[Begin INFORMATION SHOWN]
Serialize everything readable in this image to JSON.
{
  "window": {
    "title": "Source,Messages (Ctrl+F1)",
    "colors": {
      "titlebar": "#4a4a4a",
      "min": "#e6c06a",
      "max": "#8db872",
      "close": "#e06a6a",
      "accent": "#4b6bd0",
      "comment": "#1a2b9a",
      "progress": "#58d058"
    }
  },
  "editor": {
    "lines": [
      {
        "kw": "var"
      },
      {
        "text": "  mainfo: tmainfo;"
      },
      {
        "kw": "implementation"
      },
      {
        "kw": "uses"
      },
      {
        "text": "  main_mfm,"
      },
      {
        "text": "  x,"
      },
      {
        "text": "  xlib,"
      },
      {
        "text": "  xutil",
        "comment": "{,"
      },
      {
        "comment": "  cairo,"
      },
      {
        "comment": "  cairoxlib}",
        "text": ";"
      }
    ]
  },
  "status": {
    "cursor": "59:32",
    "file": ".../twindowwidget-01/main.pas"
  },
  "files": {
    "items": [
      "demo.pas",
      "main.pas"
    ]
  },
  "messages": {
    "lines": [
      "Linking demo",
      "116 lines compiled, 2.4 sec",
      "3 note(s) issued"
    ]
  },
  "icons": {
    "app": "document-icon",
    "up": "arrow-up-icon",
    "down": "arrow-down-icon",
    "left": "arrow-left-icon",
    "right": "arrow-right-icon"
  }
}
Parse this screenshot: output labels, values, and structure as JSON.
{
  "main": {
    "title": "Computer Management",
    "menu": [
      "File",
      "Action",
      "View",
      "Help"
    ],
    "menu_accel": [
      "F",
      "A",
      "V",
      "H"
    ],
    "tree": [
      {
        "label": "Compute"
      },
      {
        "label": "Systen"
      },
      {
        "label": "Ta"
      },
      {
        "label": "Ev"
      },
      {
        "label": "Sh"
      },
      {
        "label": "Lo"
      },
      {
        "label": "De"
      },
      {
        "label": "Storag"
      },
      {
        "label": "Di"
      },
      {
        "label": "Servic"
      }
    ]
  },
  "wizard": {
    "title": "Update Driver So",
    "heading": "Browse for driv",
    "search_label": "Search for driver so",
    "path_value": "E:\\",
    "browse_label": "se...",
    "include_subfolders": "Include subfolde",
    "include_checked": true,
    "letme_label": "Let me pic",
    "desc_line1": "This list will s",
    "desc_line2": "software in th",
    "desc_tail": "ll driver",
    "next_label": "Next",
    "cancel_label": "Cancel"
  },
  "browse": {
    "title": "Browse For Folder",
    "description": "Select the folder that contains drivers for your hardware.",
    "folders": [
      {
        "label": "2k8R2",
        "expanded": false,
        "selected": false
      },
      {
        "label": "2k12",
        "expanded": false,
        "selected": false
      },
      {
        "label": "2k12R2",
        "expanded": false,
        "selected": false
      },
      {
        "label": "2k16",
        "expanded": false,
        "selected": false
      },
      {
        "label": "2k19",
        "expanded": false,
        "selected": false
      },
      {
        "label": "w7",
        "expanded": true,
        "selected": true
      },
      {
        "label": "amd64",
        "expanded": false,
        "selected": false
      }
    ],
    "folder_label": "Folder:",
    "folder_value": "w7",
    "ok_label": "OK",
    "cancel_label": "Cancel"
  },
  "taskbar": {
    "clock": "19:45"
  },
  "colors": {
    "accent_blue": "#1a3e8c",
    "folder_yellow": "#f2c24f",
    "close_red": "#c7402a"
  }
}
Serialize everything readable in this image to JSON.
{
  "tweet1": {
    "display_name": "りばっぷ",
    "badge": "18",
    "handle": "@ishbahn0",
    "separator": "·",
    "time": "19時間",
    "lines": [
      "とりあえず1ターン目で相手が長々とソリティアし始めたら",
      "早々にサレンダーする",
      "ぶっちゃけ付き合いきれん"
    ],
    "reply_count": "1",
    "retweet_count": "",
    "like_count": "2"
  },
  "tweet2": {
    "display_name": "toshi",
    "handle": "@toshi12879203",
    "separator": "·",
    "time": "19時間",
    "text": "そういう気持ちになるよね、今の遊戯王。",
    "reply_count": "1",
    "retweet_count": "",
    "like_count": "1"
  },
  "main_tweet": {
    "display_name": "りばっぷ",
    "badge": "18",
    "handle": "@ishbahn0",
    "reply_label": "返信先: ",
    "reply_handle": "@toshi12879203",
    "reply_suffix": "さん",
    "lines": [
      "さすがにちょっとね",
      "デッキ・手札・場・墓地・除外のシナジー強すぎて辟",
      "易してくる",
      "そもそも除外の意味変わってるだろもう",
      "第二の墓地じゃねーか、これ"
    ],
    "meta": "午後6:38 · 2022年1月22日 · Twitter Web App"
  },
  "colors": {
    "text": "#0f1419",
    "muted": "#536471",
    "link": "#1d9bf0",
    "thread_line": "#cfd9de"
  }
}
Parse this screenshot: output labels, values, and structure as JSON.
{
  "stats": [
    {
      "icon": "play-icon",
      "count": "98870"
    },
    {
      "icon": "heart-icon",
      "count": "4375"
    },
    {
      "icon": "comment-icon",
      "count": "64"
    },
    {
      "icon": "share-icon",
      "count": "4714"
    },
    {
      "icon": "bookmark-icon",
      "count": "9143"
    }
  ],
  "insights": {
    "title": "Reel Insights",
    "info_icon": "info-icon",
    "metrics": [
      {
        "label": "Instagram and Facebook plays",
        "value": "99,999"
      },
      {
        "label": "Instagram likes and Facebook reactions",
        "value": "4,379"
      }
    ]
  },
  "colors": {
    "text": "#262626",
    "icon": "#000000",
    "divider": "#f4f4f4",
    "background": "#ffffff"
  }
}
[End INFORMATION SHOWN]
[Begin INFORMATION SHOWN]
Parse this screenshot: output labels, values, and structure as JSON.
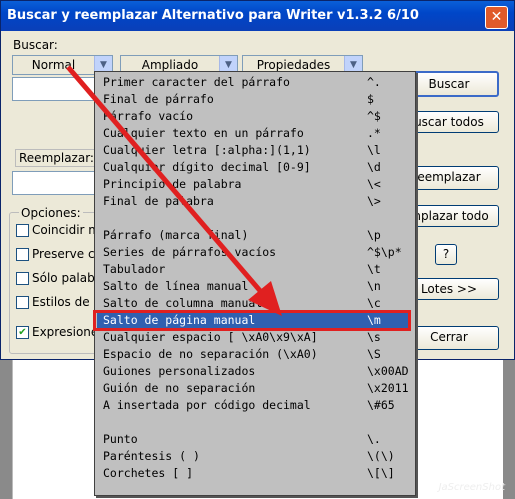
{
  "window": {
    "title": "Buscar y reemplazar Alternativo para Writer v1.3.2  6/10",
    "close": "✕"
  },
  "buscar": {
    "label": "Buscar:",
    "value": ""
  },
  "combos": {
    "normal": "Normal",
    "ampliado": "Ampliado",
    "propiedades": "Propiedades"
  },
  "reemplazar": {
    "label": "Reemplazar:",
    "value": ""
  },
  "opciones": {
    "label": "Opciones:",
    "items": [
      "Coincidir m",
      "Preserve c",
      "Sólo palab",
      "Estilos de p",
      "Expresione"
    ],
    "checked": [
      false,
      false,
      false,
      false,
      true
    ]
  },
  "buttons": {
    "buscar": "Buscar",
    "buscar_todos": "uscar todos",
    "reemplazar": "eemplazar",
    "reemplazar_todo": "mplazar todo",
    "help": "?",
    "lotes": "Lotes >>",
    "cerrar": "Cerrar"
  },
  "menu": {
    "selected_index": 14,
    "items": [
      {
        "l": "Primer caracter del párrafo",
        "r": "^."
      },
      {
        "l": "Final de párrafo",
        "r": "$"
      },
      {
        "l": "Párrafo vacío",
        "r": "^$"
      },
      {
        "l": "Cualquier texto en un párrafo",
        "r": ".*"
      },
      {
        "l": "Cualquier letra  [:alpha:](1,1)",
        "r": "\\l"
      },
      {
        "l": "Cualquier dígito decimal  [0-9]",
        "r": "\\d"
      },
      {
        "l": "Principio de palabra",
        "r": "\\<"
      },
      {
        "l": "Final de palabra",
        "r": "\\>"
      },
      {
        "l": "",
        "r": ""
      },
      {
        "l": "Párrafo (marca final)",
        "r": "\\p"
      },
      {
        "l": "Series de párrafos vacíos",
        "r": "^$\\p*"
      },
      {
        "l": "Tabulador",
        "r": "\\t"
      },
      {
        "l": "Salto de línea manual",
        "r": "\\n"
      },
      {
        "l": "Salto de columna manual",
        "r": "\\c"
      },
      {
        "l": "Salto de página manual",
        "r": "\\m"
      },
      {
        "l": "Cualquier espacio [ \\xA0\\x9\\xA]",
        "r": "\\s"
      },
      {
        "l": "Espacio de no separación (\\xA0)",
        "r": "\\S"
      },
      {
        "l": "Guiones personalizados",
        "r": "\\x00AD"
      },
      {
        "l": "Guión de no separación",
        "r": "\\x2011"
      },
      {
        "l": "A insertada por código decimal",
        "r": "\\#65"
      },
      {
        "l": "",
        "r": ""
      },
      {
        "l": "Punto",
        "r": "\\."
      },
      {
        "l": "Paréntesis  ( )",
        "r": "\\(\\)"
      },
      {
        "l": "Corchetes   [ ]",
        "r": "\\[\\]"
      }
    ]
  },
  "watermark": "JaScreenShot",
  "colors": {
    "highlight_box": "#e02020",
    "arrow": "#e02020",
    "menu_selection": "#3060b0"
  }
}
[End INFORMATION SHOWN]
[Begin INFORMATION SHOWN]
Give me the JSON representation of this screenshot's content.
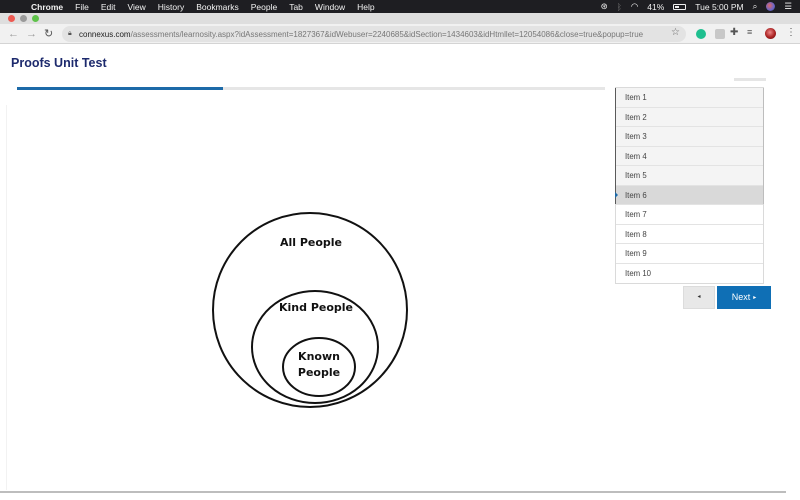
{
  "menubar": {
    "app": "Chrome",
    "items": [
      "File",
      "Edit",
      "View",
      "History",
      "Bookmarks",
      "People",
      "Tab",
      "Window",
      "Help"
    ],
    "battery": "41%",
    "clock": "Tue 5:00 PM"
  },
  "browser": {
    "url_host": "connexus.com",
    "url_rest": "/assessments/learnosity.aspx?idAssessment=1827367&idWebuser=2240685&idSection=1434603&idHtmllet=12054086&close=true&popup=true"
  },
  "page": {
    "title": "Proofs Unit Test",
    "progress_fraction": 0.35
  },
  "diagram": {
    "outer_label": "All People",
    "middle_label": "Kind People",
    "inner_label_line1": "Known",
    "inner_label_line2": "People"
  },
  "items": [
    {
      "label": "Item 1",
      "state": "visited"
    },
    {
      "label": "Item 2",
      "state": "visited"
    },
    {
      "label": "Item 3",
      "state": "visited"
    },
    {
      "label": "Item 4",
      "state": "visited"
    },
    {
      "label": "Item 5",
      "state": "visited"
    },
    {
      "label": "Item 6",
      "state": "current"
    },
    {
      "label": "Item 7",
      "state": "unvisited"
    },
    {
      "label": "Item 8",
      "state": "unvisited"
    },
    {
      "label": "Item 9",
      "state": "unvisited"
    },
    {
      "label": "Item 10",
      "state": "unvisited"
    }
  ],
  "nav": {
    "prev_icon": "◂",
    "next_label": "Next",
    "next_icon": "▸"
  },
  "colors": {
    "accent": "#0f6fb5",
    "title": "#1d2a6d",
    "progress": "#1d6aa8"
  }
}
[End INFORMATION SHOWN]
In the entries above, find every line holding the word "Salto" and copy it out.

        "l": "Salto de línea manual",
        "l": "Salto de columna manual",
        "l": "Salto de página manual",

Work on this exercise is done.